:: Exercise description ::
Rename every "x-tick-label" in the material below to "x-tick-text" and reproduce all of its lines, with everything else left unchanged.

:: Data in this exercise ::
——

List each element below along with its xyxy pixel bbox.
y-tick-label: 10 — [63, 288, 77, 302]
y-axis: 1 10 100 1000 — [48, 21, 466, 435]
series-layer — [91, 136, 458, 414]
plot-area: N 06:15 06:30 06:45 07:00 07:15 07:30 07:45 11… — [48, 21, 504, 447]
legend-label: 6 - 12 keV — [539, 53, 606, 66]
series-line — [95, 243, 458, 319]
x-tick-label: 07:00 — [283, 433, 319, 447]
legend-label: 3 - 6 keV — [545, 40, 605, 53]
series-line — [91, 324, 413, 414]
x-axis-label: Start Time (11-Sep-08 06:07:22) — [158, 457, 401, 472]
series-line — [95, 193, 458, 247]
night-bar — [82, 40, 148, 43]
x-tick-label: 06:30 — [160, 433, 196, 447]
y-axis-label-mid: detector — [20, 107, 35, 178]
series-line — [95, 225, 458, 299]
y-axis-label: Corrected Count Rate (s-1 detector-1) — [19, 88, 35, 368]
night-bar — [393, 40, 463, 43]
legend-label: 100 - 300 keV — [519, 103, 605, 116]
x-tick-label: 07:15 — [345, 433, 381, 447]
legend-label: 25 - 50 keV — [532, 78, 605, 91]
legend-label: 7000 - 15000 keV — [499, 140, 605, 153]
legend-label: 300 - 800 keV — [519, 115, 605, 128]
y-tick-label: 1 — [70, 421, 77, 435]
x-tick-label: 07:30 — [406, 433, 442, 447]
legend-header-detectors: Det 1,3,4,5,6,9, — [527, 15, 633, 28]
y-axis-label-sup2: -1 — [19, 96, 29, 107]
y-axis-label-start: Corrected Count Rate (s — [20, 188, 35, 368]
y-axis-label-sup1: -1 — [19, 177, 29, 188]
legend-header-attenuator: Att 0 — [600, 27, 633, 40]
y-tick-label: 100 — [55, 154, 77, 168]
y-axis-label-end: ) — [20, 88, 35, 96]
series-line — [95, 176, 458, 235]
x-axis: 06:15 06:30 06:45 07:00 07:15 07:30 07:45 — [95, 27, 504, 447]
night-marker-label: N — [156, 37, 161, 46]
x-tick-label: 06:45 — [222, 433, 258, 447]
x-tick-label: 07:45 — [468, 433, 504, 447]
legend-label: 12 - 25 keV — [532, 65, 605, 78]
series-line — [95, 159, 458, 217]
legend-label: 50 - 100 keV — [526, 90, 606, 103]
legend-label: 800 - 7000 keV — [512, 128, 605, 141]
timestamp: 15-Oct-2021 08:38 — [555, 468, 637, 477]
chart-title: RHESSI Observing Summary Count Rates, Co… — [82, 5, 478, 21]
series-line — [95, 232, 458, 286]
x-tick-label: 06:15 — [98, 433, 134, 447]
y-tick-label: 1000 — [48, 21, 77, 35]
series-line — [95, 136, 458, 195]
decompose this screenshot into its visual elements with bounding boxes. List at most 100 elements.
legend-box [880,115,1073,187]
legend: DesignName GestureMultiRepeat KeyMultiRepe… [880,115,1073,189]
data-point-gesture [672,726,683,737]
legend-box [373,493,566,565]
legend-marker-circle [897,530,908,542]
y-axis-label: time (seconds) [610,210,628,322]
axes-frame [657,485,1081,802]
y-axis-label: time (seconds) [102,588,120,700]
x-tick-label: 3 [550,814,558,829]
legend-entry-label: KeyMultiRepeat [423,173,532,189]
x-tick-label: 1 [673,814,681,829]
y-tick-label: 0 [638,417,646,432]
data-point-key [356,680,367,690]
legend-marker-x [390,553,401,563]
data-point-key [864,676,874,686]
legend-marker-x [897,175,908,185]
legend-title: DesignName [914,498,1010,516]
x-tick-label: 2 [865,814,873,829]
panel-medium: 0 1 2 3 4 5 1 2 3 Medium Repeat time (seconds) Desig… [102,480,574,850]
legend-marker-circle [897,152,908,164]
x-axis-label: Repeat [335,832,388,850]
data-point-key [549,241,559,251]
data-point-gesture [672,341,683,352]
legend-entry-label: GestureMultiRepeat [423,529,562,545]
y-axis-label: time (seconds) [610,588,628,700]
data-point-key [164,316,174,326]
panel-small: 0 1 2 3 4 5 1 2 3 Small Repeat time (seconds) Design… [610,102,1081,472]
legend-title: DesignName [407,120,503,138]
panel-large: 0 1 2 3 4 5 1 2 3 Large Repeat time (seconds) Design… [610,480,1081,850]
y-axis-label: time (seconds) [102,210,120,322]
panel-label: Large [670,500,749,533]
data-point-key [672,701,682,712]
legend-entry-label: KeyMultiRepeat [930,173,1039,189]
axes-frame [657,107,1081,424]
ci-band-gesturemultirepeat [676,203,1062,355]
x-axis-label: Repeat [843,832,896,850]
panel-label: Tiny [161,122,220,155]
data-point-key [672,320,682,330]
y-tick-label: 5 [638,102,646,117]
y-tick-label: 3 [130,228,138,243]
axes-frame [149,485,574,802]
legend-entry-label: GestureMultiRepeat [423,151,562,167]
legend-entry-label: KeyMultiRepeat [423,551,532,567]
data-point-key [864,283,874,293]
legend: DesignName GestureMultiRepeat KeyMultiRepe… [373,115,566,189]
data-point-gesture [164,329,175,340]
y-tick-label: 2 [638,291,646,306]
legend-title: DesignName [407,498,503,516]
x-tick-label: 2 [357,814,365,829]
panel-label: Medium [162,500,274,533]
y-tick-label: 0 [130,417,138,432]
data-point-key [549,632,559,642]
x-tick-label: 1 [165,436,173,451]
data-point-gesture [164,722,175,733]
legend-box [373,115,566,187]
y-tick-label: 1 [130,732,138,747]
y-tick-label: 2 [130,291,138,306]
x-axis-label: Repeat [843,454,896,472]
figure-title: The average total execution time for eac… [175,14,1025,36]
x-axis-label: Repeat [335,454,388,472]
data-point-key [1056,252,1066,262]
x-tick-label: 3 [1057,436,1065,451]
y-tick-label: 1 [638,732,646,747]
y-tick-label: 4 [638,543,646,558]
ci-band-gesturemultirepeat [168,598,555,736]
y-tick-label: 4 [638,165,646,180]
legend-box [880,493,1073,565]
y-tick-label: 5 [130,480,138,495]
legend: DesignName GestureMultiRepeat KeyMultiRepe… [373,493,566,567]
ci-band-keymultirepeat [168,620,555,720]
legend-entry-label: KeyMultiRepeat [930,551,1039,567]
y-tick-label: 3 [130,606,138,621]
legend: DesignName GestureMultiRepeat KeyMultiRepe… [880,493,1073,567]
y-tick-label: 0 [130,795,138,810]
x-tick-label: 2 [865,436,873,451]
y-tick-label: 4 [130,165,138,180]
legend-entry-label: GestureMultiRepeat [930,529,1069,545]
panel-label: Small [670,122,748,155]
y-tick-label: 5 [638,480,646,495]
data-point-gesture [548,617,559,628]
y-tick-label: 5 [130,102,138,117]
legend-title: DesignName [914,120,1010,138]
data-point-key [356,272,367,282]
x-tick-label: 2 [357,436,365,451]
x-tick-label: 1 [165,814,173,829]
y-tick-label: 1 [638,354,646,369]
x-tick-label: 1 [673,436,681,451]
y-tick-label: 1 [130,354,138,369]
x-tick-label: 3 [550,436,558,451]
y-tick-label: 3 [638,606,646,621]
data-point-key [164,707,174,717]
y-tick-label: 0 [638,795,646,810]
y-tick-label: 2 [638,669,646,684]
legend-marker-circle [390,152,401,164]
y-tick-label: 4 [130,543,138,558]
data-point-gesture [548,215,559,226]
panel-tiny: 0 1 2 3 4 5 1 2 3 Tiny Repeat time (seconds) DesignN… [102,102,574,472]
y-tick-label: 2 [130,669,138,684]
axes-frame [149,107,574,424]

——

:: Output of the task ::
List each element below along with its xyxy pixel bbox.
y-tick-label: 10 — [63, 288, 77, 302]
y-axis: 1 10 100 1000 — [48, 21, 466, 435]
series-layer — [91, 136, 458, 414]
plot-area: N 06:15 06:30 06:45 07:00 07:15 07:30 07:45 11… — [48, 21, 504, 447]
legend-label: 6 - 12 keV — [539, 53, 606, 66]
series-line — [95, 243, 458, 319]
x-tick-text: 07:00 — [283, 433, 319, 447]
legend-label: 3 - 6 keV — [545, 40, 605, 53]
series-line — [91, 324, 413, 414]
x-axis-label: Start Time (11-Sep-08 06:07:22) — [158, 457, 401, 472]
series-line — [95, 193, 458, 247]
night-bar — [82, 40, 148, 43]
x-tick-text: 06:30 — [160, 433, 196, 447]
y-axis-label-mid: detector — [20, 107, 35, 178]
series-line — [95, 225, 458, 299]
y-axis-label: Corrected Count Rate (s-1 detector-1) — [19, 88, 35, 368]
night-bar — [393, 40, 463, 43]
legend-label: 100 - 300 keV — [519, 103, 605, 116]
x-tick-text: 07:15 — [345, 433, 381, 447]
legend-label: 25 - 50 keV — [532, 78, 605, 91]
legend-label: 7000 - 15000 keV — [499, 140, 605, 153]
legend-label: 300 - 800 keV — [519, 115, 605, 128]
y-tick-label: 1 — [70, 421, 77, 435]
x-tick-text: 07:30 — [406, 433, 442, 447]
legend-header-detectors: Det 1,3,4,5,6,9, — [527, 15, 633, 28]
y-axis-label-sup2: -1 — [19, 96, 29, 107]
y-axis-label-start: Corrected Count Rate (s — [20, 188, 35, 368]
y-axis-label-sup1: -1 — [19, 177, 29, 188]
legend-header-attenuator: Att 0 — [600, 27, 633, 40]
y-tick-label: 100 — [55, 154, 77, 168]
y-axis-label-end: ) — [20, 88, 35, 96]
series-line — [95, 176, 458, 235]
x-axis: 06:15 06:30 06:45 07:00 07:15 07:30 07:45 — [95, 27, 504, 447]
night-marker-label: N — [156, 37, 161, 46]
x-tick-text: 06:45 — [222, 433, 258, 447]
x-tick-text: 07:45 — [468, 433, 504, 447]
legend-label: 12 - 25 keV — [532, 65, 605, 78]
series-line — [95, 159, 458, 217]
legend-label: 50 - 100 keV — [526, 90, 606, 103]
legend-label: 800 - 7000 keV — [512, 128, 605, 141]
timestamp: 15-Oct-2021 08:38 — [555, 468, 637, 477]
chart-title: RHESSI Observing Summary Count Rates, Co… — [82, 5, 478, 21]
series-line — [95, 232, 458, 286]
x-tick-text: 06:15 — [98, 433, 134, 447]
y-tick-label: 1000 — [48, 21, 77, 35]
series-line — [95, 136, 458, 195]
decompose this screenshot into its visual elements with bounding boxes. List at most 100 elements.
legend-box [880,115,1073,187]
legend: DesignName GestureMultiRepeat KeyMultiRepe… [880,115,1073,189]
data-point-gesture [672,726,683,737]
legend-box [373,493,566,565]
legend-marker-circle [897,530,908,542]
y-axis-label: time (seconds) [610,210,628,322]
axes-frame [657,485,1081,802]
y-axis-label: time (seconds) [102,588,120,700]
x-tick-text: 3 [550,814,558,829]
legend-entry-label: KeyMultiRepeat [423,173,532,189]
x-tick-text: 1 [673,814,681,829]
y-tick-label: 0 [638,417,646,432]
data-point-key [356,680,367,690]
legend-marker-x [390,553,401,563]
data-point-key [864,676,874,686]
legend-marker-x [897,175,908,185]
legend-title: DesignName [914,498,1010,516]
x-tick-text: 2 [865,814,873,829]
panel-medium: 0 1 2 3 4 5 1 2 3 Medium Repeat time (seconds) Desig… [102,480,574,850]
legend-marker-circle [897,152,908,164]
x-axis-label: Repeat [335,832,388,850]
data-point-key [549,241,559,251]
data-point-gesture [672,341,683,352]
legend-entry-label: GestureMultiRepeat [423,529,562,545]
y-axis-label: time (seconds) [610,588,628,700]
data-point-key [164,316,174,326]
panel-small: 0 1 2 3 4 5 1 2 3 Small Repeat time (seconds) Design… [610,102,1081,472]
legend-title: DesignName [407,120,503,138]
panel-large: 0 1 2 3 4 5 1 2 3 Large Repeat time (seconds) Design… [610,480,1081,850]
y-axis-label: time (seconds) [102,210,120,322]
panel-label: Large [670,500,749,533]
data-point-key [672,701,682,712]
legend-entry-label: KeyMultiRepeat [930,173,1039,189]
axes-frame [657,107,1081,424]
ci-band-gesturemultirepeat [676,203,1062,355]
x-axis-label: Repeat [843,832,896,850]
panel-label: Tiny [161,122,220,155]
data-point-key [672,320,682,330]
y-tick-label: 5 [638,102,646,117]
y-tick-label: 3 [130,228,138,243]
axes-frame [149,485,574,802]
legend-entry-label: GestureMultiRepeat [423,151,562,167]
legend-entry-label: KeyMultiRepeat [423,551,532,567]
data-point-key [864,283,874,293]
legend: DesignName GestureMultiRepeat KeyMultiRepe… [373,115,566,189]
data-point-gesture [164,329,175,340]
y-tick-label: 2 [638,291,646,306]
legend-title: DesignName [407,498,503,516]
x-tick-text: 2 [357,814,365,829]
panel-label: Medium [162,500,274,533]
y-tick-label: 0 [130,417,138,432]
data-point-key [549,632,559,642]
x-tick-text: 1 [165,436,173,451]
data-point-gesture [164,722,175,733]
legend-box [373,115,566,187]
y-tick-label: 1 [130,732,138,747]
y-tick-label: 2 [130,291,138,306]
x-axis-label: Repeat [843,454,896,472]
figure-title: The average total execution time for eac… [175,14,1025,36]
x-axis-label: Repeat [335,454,388,472]
data-point-key [1056,252,1066,262]
x-tick-text: 3 [1057,436,1065,451]
y-tick-label: 1 [638,732,646,747]
y-tick-label: 4 [638,543,646,558]
ci-band-gesturemultirepeat [168,598,555,736]
y-tick-label: 4 [638,165,646,180]
legend-box [880,493,1073,565]
y-tick-label: 5 [130,480,138,495]
legend: DesignName GestureMultiRepeat KeyMultiRepe… [373,493,566,567]
ci-band-keymultirepeat [168,620,555,720]
legend-entry-label: KeyMultiRepeat [930,551,1039,567]
y-tick-label: 3 [130,606,138,621]
legend: DesignName GestureMultiRepeat KeyMultiRepe… [880,493,1073,567]
y-tick-label: 0 [130,795,138,810]
x-tick-text: 2 [865,436,873,451]
y-tick-label: 4 [130,165,138,180]
legend-entry-label: GestureMultiRepeat [930,529,1069,545]
panel-label: Small [670,122,748,155]
y-tick-label: 5 [638,480,646,495]
data-point-gesture [548,617,559,628]
y-tick-label: 5 [130,102,138,117]
legend-title: DesignName [914,120,1010,138]
data-point-key [356,272,367,282]
x-tick-text: 2 [357,436,365,451]
x-tick-text: 1 [165,814,173,829]
y-tick-label: 1 [638,354,646,369]
x-tick-text: 1 [673,436,681,451]
y-tick-label: 1 [130,354,138,369]
x-tick-text: 3 [550,436,558,451]
y-tick-label: 3 [638,606,646,621]
data-point-key [164,707,174,717]
y-tick-label: 0 [638,795,646,810]
y-tick-label: 2 [638,669,646,684]
legend-marker-circle [390,152,401,164]
y-tick-label: 4 [130,543,138,558]
data-point-gesture [548,215,559,226]
panel-tiny: 0 1 2 3 4 5 1 2 3 Tiny Repeat time (seconds) DesignN… [102,102,574,472]
y-tick-label: 2 [130,669,138,684]
axes-frame [149,107,574,424]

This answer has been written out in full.